Supplied data:
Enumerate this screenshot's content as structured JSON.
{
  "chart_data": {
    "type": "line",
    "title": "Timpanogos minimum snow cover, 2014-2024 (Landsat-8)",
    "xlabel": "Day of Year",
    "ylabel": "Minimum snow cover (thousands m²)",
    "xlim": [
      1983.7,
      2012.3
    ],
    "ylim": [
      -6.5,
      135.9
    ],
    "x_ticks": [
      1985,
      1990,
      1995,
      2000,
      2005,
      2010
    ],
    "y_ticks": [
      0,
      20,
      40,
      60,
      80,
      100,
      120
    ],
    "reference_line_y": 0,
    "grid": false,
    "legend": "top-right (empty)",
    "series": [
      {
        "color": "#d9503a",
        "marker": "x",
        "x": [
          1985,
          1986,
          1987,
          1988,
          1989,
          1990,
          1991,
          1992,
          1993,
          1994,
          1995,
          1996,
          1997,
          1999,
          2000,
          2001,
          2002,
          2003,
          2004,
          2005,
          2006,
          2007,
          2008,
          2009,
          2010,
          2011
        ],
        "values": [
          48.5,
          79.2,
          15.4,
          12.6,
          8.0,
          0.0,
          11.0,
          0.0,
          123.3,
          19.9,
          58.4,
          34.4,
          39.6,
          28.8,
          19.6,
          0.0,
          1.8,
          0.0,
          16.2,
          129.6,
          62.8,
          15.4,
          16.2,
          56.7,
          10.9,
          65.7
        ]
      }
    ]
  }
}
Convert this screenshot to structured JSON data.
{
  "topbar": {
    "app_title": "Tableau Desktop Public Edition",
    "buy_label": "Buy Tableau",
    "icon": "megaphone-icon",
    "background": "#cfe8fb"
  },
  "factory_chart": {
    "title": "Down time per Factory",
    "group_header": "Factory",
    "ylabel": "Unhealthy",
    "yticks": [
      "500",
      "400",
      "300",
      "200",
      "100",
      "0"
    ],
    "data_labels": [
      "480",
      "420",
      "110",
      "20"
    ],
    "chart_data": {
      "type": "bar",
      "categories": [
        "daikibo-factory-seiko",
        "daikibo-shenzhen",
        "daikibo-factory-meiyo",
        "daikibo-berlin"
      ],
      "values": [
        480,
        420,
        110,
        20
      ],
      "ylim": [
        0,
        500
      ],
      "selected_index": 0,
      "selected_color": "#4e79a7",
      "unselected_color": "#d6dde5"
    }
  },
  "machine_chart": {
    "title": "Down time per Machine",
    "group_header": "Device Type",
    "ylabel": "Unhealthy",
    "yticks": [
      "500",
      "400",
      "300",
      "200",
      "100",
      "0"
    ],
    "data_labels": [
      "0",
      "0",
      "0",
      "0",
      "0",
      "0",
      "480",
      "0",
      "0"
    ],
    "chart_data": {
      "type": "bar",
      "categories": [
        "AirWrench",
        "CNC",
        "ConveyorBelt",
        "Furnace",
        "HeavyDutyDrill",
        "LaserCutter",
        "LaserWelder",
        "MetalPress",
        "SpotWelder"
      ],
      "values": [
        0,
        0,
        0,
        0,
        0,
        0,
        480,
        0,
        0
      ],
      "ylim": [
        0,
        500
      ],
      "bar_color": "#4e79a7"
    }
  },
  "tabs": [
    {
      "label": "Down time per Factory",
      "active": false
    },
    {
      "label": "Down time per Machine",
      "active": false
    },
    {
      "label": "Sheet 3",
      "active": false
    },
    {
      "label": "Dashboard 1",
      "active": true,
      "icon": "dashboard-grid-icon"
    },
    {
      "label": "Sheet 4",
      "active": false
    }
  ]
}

...

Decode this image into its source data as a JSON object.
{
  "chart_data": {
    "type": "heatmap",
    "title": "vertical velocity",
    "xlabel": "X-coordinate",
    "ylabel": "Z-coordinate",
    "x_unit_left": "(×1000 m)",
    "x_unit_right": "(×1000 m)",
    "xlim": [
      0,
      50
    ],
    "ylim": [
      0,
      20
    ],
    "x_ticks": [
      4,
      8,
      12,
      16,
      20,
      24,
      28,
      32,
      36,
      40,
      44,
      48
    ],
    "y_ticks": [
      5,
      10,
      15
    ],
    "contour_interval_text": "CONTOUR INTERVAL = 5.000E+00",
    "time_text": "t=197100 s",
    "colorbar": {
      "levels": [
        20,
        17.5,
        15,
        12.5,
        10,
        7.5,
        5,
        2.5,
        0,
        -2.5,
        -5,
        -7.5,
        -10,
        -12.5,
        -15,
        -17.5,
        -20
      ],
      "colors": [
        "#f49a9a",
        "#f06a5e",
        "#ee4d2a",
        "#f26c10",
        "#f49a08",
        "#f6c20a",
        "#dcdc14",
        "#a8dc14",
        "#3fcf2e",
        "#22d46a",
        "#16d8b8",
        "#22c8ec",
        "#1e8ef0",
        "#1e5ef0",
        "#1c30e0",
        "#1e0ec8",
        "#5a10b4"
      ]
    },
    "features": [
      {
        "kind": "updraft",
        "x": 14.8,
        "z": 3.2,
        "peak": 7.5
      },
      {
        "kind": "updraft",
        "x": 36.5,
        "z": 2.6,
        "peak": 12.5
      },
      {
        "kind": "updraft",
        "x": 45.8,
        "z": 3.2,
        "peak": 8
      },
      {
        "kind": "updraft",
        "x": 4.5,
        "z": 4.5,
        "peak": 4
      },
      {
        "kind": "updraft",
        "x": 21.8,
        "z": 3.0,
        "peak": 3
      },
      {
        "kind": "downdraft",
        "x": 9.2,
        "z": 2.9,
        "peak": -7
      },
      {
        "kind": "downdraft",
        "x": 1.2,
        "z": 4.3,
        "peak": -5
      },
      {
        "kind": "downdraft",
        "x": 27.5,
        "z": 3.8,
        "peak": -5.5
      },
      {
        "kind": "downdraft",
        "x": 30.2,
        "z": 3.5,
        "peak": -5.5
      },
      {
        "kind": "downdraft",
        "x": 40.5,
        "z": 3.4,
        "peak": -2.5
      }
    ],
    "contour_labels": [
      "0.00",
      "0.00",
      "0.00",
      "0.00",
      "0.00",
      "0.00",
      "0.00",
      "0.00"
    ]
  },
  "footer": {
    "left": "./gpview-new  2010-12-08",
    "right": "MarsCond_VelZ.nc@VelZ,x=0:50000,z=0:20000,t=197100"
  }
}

Given problem:
Every line of the listing that holds "structured" should be found and copied.

Output below:
Enumerate this screenshot's content as structured JSON.
Convert this screenshot to structured JSON data.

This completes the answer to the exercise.